__GOAL__
Find every line in the records below that holds the word "Enterprise", and copy it out.

__DATA SUPPLIED__

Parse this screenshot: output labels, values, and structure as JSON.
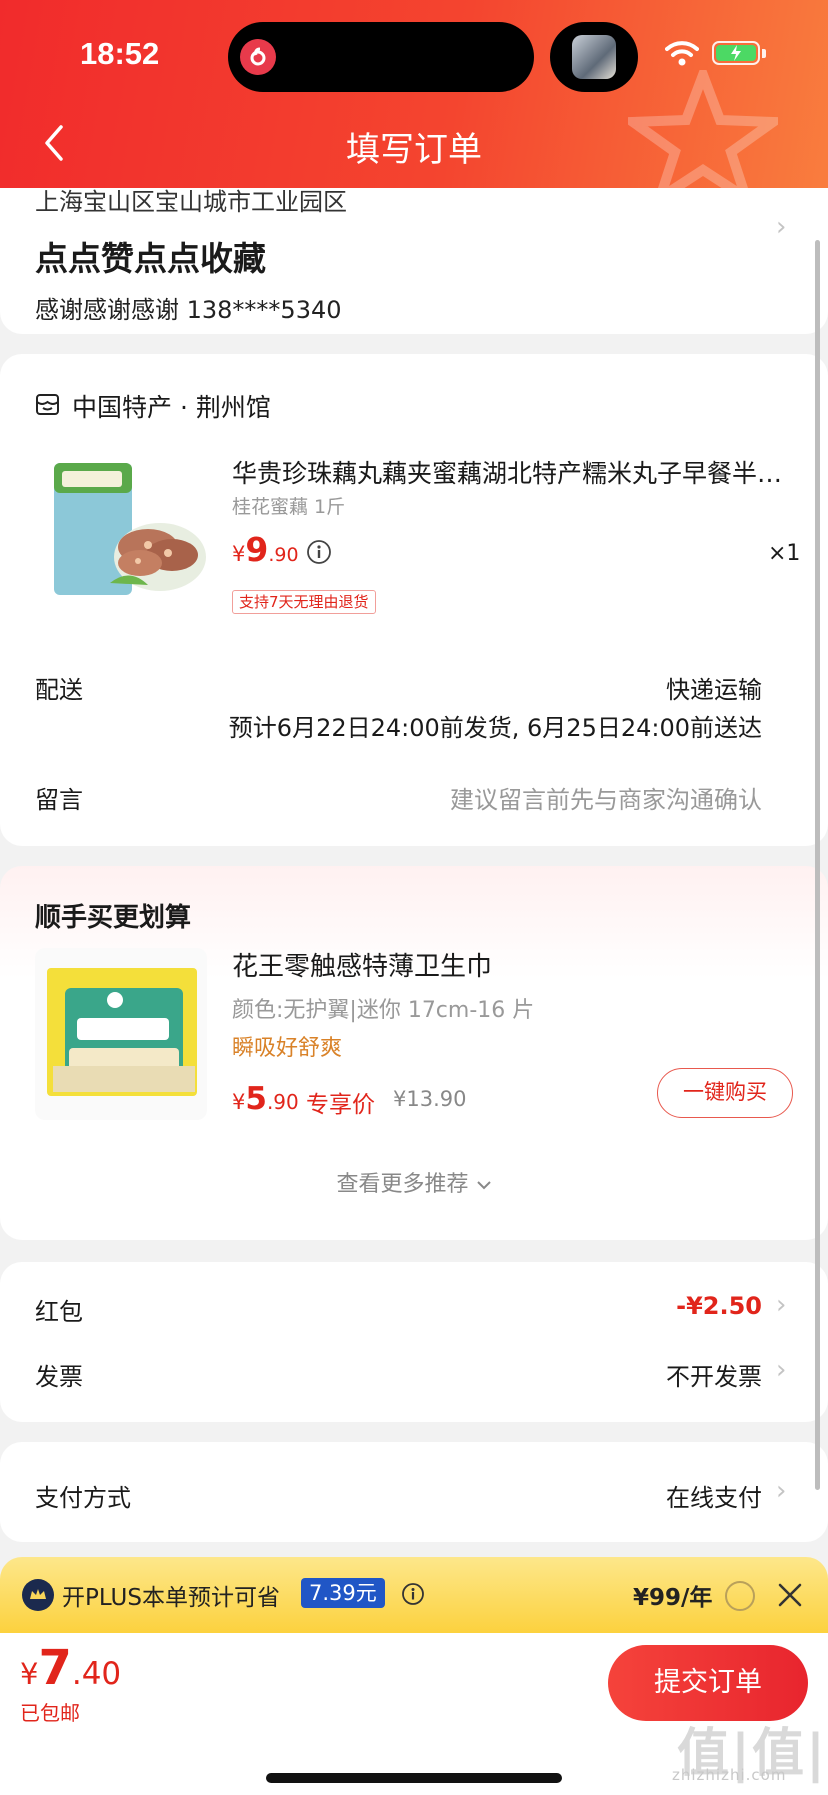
{
  "status_bar": {
    "time": "18:52"
  },
  "header": {
    "title": "填写订单"
  },
  "address": {
    "region": "上海宝山区宝山城市工业园区",
    "detail": "点点赞点点收藏",
    "contact": "感谢感谢感谢  138****5340"
  },
  "store": {
    "name": "中国特产 · 荆州馆"
  },
  "product": {
    "title": "华贵珍珠藕丸藕夹蜜藕湖北特产糯米丸子早餐半成品",
    "spec": "桂花蜜藕 1斤",
    "price_currency": "¥",
    "price_int": "9",
    "price_dec": ".90",
    "quantity": "×1",
    "tag": "支持7天无理由退货"
  },
  "delivery": {
    "label": "配送",
    "method": "快递运输",
    "estimate": "预计6月22日24:00前发货, 6月25日24:00前送达"
  },
  "message": {
    "label": "留言",
    "placeholder": "建议留言前先与商家沟通确认"
  },
  "recommend": {
    "title": "顺手买更划算",
    "name": "花王零触感特薄卫生巾",
    "spec": "颜色:无护翼|迷你 17cm-16 片",
    "slogan": "瞬吸好舒爽",
    "price_currency": "¥",
    "price_int": "5",
    "price_dec": ".90",
    "exclusive": "专享价",
    "original": "¥13.90",
    "buy_label": "一键购买",
    "more_label": "查看更多推荐"
  },
  "discounts": {
    "red_packet_label": "红包",
    "red_packet_value": "-¥2.50",
    "invoice_label": "发票",
    "invoice_value": "不开发票"
  },
  "payment": {
    "label": "支付方式",
    "value": "在线支付"
  },
  "plus": {
    "text": "开PLUS本单预计可省",
    "amount": "7.39元",
    "price": "¥99/年"
  },
  "footer": {
    "total_currency": "¥",
    "total_int": "7",
    "total_dec": ".40",
    "shipping": "已包邮",
    "submit_label": "提交订单",
    "watermark": "值|值|值",
    "watermark_url": "zhizhizhi.com"
  },
  "colors": {
    "brand_red": "#e1251b",
    "header_start": "#f12b2c",
    "header_end": "#f97d3e",
    "plus_yellow": "#fcd13c"
  }
}
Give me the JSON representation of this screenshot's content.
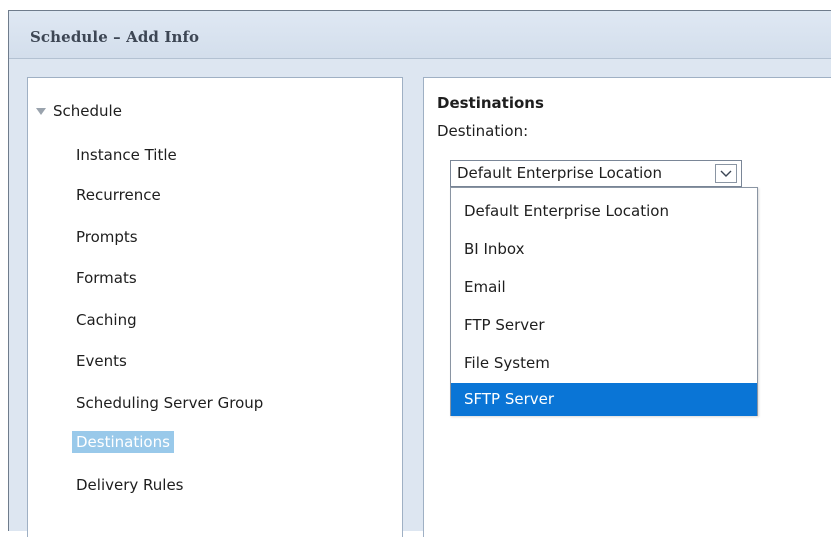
{
  "window": {
    "title": "Schedule – Add Info"
  },
  "tree": {
    "root": "Schedule",
    "items": [
      "Instance Title",
      "Recurrence",
      "Prompts",
      "Formats",
      "Caching",
      "Events",
      "Scheduling Server Group",
      "Destinations",
      "Delivery Rules"
    ],
    "selected": "Destinations"
  },
  "destinations": {
    "section_title": "Destinations",
    "field_label": "Destination:",
    "selected_value": "Default Enterprise Location",
    "options": [
      "Default Enterprise Location",
      "BI Inbox",
      "Email",
      "FTP Server",
      "File System",
      "SFTP Server"
    ],
    "highlighted_option": "SFTP Server"
  },
  "colors": {
    "selection_highlight": "#0a75d6",
    "tree_selection": "#99c9ea",
    "window_background": "#dde6f1"
  },
  "icons": {
    "tree_toggle": "triangle-down-icon",
    "dropdown_arrow": "chevron-down-icon"
  }
}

__SOLVED PROBLEM__
    "selected_value": "Default Enterprise Location",
      "Default Enterprise Location",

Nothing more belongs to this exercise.